**** Records for this exercise

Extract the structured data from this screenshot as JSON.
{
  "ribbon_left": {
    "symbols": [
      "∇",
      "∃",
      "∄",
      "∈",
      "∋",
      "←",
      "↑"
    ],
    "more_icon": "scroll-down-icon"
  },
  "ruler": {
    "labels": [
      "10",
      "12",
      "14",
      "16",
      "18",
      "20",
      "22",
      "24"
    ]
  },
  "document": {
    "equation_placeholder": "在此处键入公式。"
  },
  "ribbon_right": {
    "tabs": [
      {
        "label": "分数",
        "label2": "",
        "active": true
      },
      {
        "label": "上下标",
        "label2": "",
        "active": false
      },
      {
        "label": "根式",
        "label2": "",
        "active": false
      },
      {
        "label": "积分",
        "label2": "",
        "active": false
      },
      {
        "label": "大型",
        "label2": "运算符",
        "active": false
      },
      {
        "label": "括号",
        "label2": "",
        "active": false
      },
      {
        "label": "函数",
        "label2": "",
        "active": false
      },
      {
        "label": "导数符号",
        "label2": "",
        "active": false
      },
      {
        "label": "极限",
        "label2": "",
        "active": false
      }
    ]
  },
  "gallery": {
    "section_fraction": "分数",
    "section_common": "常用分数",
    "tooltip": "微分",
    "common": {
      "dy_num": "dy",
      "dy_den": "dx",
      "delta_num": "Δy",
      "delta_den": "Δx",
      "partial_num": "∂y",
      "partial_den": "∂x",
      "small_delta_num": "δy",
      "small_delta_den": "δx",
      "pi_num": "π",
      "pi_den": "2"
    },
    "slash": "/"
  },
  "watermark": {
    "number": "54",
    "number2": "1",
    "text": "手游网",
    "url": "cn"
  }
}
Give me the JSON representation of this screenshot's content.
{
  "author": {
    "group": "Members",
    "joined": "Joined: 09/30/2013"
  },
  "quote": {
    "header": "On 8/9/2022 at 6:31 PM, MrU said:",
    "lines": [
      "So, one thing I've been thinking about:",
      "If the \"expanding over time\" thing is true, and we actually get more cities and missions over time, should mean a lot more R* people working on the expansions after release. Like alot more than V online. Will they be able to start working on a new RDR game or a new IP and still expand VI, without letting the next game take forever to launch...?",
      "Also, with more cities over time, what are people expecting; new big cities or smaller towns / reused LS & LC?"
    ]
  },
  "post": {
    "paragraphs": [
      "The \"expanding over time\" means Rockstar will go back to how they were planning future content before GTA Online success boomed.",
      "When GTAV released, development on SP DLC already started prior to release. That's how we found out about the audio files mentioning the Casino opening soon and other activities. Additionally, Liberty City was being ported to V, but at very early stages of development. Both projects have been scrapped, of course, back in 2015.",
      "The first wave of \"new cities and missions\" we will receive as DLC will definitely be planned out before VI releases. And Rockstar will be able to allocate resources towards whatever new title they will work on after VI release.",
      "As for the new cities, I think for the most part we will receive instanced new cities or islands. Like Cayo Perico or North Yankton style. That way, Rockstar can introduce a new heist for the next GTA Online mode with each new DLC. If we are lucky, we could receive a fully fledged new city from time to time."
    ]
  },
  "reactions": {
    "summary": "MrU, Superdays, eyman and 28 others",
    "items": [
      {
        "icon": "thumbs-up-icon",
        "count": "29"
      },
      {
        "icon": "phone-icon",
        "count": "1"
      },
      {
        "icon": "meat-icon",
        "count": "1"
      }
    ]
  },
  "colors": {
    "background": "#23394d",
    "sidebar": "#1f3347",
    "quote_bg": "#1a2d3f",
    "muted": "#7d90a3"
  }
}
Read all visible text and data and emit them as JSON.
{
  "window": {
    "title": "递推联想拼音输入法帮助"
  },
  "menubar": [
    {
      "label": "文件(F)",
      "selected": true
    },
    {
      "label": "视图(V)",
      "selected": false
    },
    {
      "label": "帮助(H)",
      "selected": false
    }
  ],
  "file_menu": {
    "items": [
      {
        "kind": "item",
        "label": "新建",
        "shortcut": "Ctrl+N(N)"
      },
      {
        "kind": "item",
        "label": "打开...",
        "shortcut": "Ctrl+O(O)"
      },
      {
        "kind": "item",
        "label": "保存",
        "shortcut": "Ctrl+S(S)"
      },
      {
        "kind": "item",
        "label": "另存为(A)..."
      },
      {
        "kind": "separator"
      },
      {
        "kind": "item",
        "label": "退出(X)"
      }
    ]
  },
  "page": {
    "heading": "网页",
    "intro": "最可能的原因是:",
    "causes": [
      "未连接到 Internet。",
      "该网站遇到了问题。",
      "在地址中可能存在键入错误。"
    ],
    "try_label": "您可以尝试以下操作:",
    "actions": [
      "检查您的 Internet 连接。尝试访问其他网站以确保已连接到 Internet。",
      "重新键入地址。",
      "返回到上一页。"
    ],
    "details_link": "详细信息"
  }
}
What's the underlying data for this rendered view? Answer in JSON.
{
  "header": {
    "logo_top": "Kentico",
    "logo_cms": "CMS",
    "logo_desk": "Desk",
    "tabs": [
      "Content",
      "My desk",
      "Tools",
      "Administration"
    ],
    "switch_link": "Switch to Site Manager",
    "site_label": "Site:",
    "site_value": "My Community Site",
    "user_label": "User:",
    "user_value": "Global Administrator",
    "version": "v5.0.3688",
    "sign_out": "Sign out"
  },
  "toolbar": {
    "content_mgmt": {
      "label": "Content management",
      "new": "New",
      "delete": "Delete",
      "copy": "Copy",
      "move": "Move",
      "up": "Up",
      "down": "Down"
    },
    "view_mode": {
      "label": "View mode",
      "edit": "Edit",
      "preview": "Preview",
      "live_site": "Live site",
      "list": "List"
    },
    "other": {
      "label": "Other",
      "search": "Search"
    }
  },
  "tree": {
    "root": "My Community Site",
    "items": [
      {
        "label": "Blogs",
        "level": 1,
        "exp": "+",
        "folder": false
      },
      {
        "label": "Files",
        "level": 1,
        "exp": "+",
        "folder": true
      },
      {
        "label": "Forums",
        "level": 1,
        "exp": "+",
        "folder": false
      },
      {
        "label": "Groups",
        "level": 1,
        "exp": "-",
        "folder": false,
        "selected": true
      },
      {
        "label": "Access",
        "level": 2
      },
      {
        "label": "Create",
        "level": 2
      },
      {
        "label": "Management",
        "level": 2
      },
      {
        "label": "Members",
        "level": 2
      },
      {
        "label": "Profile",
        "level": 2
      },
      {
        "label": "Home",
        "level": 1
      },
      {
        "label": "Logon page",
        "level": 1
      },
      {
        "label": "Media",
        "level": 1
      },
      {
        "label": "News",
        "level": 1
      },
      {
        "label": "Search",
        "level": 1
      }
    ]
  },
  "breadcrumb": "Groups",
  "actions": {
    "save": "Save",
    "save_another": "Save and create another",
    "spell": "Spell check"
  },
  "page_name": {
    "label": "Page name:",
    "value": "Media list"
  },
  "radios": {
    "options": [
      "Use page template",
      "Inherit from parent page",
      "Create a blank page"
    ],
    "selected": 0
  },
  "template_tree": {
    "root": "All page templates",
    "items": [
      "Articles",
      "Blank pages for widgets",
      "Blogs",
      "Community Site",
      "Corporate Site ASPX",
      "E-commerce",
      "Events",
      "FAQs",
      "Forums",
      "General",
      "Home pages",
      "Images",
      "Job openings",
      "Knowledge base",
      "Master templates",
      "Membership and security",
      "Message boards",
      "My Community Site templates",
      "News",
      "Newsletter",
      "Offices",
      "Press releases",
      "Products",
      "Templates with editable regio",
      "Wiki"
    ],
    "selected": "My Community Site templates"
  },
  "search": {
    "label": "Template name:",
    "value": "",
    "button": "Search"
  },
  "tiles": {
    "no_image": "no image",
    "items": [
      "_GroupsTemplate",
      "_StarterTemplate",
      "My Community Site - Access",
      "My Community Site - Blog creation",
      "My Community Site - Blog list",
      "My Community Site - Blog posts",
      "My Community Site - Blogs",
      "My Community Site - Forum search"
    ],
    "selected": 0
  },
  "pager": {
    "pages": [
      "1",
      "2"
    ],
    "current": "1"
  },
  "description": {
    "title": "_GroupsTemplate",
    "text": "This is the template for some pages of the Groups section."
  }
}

********

# Problem to work on
Take every line from the data that contains the word "down".

# Answer
    "more_icon": "scroll-down-icon"
      "down": "Down"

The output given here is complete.